**REQUIREMENT:** Below is a listing. Gather each line of it that contains "breeds".

**RECORD LIST:**

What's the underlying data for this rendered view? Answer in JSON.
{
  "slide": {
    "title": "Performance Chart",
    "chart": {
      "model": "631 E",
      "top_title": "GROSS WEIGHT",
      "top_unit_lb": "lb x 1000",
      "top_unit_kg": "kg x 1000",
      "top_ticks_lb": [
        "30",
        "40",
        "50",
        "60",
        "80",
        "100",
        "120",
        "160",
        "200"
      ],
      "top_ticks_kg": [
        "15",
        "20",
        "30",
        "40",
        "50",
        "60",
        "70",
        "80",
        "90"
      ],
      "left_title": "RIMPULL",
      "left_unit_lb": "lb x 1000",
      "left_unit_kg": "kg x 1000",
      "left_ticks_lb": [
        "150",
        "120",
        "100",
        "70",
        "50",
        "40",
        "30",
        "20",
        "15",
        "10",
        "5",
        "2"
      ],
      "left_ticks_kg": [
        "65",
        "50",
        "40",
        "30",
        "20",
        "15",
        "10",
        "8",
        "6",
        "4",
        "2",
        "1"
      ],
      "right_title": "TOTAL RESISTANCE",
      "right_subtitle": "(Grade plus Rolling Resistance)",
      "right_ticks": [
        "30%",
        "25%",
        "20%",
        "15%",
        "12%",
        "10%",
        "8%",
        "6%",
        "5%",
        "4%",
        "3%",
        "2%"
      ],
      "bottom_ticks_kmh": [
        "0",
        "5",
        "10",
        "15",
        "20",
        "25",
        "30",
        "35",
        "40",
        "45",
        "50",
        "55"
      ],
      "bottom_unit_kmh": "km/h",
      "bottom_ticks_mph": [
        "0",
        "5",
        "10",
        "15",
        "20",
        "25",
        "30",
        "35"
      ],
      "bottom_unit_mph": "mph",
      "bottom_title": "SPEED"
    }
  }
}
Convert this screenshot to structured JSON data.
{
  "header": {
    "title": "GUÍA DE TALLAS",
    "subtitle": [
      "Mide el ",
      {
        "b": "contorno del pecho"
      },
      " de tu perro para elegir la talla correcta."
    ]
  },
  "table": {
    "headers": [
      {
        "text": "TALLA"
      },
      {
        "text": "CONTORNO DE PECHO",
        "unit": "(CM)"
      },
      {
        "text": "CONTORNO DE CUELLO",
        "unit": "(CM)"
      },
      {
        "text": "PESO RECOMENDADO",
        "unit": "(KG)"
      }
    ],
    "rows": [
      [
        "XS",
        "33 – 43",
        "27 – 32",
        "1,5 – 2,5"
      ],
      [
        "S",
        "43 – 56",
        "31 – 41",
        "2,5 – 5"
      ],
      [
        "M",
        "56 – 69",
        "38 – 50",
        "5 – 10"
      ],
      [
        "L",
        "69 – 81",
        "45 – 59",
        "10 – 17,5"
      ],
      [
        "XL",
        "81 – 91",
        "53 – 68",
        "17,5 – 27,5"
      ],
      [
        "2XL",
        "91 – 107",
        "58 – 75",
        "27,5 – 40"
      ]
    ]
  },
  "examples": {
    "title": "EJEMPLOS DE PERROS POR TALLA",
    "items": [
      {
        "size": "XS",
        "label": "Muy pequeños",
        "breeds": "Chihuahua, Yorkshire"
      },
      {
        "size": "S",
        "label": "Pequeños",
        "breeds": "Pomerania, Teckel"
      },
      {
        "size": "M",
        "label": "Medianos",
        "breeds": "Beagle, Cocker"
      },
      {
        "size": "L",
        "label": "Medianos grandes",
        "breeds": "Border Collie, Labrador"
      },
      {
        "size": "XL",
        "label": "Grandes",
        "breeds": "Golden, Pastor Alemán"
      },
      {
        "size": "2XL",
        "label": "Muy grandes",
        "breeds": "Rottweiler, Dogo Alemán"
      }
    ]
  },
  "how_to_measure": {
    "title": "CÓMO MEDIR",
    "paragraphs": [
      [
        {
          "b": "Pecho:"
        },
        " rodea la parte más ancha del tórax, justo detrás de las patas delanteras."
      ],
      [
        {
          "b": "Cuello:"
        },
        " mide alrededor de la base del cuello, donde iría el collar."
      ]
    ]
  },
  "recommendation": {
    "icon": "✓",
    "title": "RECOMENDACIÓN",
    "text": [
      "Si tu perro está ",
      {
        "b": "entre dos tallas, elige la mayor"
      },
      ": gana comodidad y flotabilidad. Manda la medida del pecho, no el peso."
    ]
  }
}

**EXERCISE OUTPUT:**
        "breeds": "Chihuahua, Yorkshire"
        "breeds": "Pomerania, Teckel"
        "breeds": "Beagle, Cocker"
        "breeds": "Border Collie, Labrador"
        "breeds": "Golden, Pastor Alemán"
        "breeds": "Rottweiler, Dogo Alemán"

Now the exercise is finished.